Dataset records
_ _ _ _

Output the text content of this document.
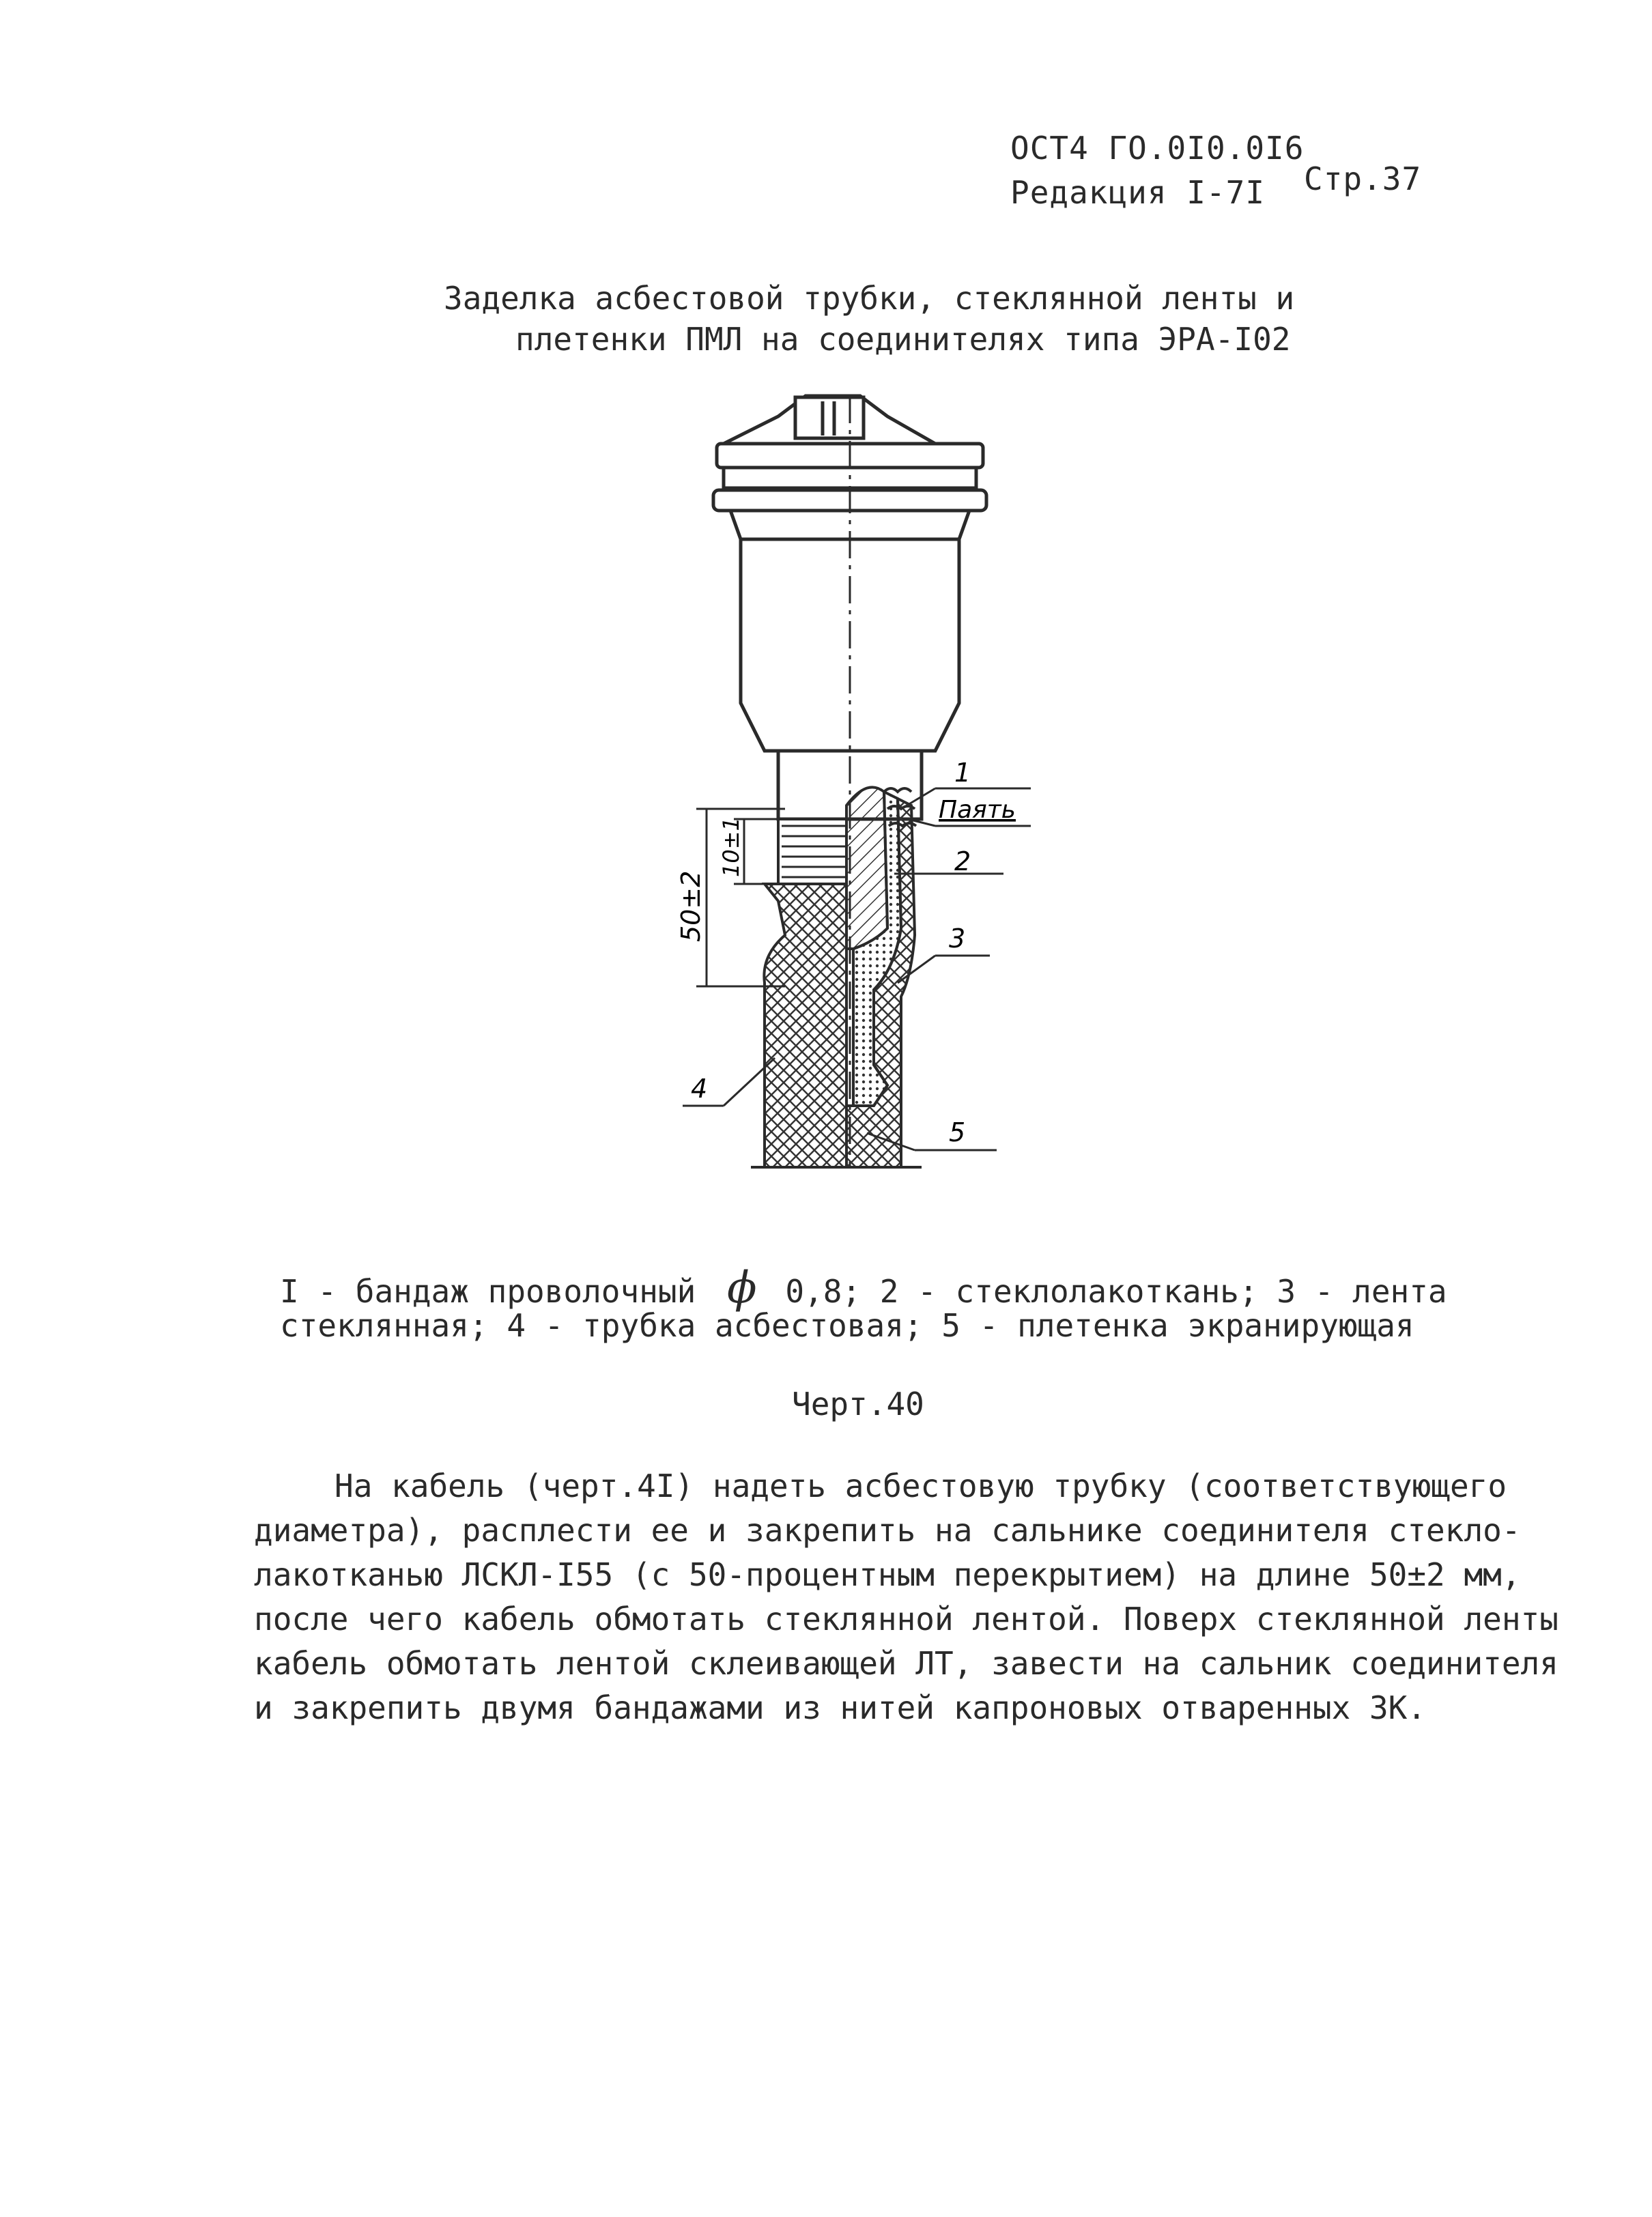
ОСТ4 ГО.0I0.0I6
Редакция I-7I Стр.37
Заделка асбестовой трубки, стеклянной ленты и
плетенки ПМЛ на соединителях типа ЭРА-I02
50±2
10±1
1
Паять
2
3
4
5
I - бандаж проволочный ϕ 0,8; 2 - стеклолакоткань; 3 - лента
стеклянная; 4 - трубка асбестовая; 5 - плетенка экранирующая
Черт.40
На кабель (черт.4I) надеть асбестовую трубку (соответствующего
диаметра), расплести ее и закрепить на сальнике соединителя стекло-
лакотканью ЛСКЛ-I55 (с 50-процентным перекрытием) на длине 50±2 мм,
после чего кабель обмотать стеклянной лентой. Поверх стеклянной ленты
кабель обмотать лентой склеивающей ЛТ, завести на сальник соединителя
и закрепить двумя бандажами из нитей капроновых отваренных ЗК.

_ _ _ _

- _What this task involves_: Search the data for the word "закрепить" and copy each line where it appears.

- _Task solution_:
диаметра), расплести ее и закрепить на сальнике соединителя стекло-
и закрепить двумя бандажами из нитей капроновых отваренных ЗК.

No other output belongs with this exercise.